* start Data rows *

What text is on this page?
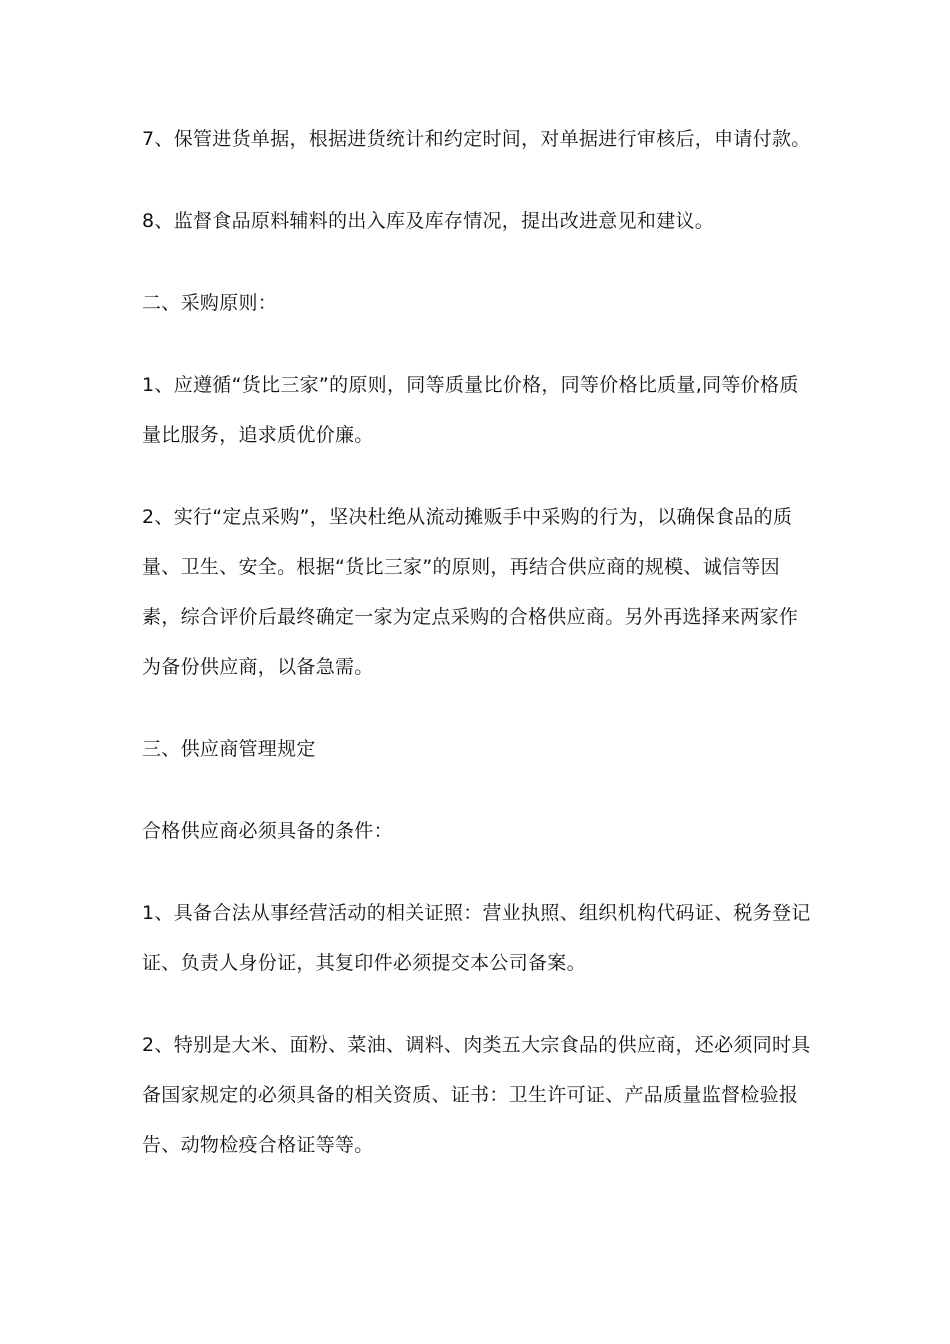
7、保管进货单据，根据进货统计和约定时间，对单据进行审核后，申请付款。

8、监督食品原料辅料的出入库及库存情况，提出改进意见和建议。

二、采购原则：

1、应遵循“货比三家”的原则，同等质量比价格，同等价格比质量,同等价格质量比服务，追求质优价廉。

2、实行“定点采购”，坚决杜绝从流动摊贩手中采购的行为，以确保食品的质量、卫生、安全。根据“货比三家”的原则，再结合供应商的规模、诚信等因素，综合评价后最终确定一家为定点采购的合格供应商。另外再选择来两家作为备份供应商，以备急需。

三、供应商管理规定

合格供应商必须具备的条件：

1、具备合法从事经营活动的相关证照：营业执照、组织机构代码证、税务登记证、负责人身份证，其复印件必须提交本公司备案。

2、特别是大米、面粉、菜油、调料、肉类五大宗食品的供应商，还必须同时具备国家规定的必须具备的相关资质、证书：卫生许可证、产品质量监督检验报告、动物检疫合格证等等。
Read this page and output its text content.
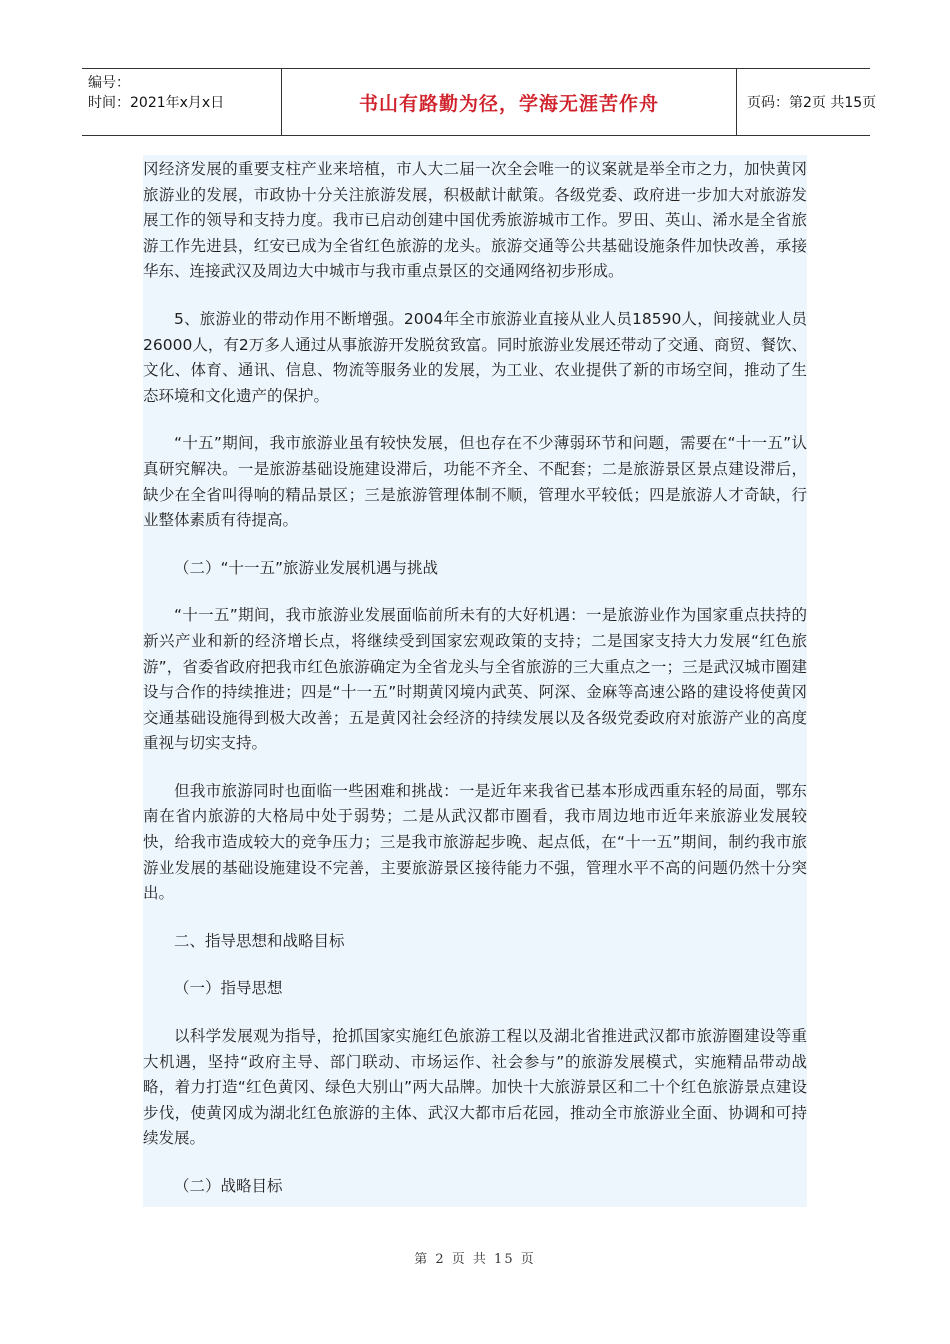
编号：
时间：2021年x月x日	书山有路勤为径，学海无涯苦作舟	页码：第2页 共15页

冈经济发展的重要支柱产业来培植，市人大二届一次全会唯一的议案就是举全市之力，加快黄冈旅游业的发展，市政协十分关注旅游发展，积极献计献策。各级党委、政府进一步加大对旅游发展工作的领导和支持力度。我市已启动创建中国优秀旅游城市工作。罗田、英山、浠水是全省旅游工作先进县，红安已成为全省红色旅游的龙头。旅游交通等公共基础设施条件加快改善，承接华东、连接武汉及周边大中城市与我市重点景区的交通网络初步形成。

5、旅游业的带动作用不断增强。2004年全市旅游业直接从业人员18590人，间接就业人员26000人，有2万多人通过从事旅游开发脱贫致富。同时旅游业发展还带动了交通、商贸、餐饮、文化、体育、通讯、信息、物流等服务业的发展，为工业、农业提供了新的市场空间，推动了生态环境和文化遗产的保护。

“十五”期间，我市旅游业虽有较快发展，但也存在不少薄弱环节和问题，需要在“十一五”认真研究解决。一是旅游基础设施建设滞后，功能不齐全、不配套；二是旅游景区景点建设滞后，缺少在全省叫得响的精品景区；三是旅游管理体制不顺，管理水平较低；四是旅游人才奇缺，行业整体素质有待提高。

（二）“十一五”旅游业发展机遇与挑战

“十一五”期间，我市旅游业发展面临前所未有的大好机遇：一是旅游业作为国家重点扶持的新兴产业和新的经济增长点，将继续受到国家宏观政策的支持；二是国家支持大力发展“红色旅游”，省委省政府把我市红色旅游确定为全省龙头与全省旅游的三大重点之一；三是武汉城市圈建设与合作的持续推进；四是“十一五”时期黄冈境内武英、阿深、金麻等高速公路的建设将使黄冈交通基础设施得到极大改善；五是黄冈社会经济的持续发展以及各级党委政府对旅游产业的高度重视与切实支持。

但我市旅游同时也面临一些困难和挑战：一是近年来我省已基本形成西重东轻的局面，鄂东南在省内旅游的大格局中处于弱势；二是从武汉都市圈看，我市周边地市近年来旅游业发展较快，给我市造成较大的竞争压力；三是我市旅游起步晚、起点低，在“十一五”期间，制约我市旅游业发展的基础设施建设不完善，主要旅游景区接待能力不强，管理水平不高的问题仍然十分突出。

二、指导思想和战略目标

（一）指导思想

以科学发展观为指导，抢抓国家实施红色旅游工程以及湖北省推进武汉都市旅游圈建设等重大机遇，坚持“政府主导、部门联动、市场运作、社会参与”的旅游发展模式，实施精品带动战略，着力打造“红色黄冈、绿色大别山”两大品牌。加快十大旅游景区和二十个红色旅游景点建设步伐，使黄冈成为湖北红色旅游的主体、武汉大都市后花园，推动全市旅游业全面、协调和可持续发展。

（二）战略目标

第 2 页 共 15 页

* end Data rows *

### Exercise objective
Select every line in the material above where the string "text" occurs, and copy it.

### Written solution
What text is on this page?
Read this page and output its text content.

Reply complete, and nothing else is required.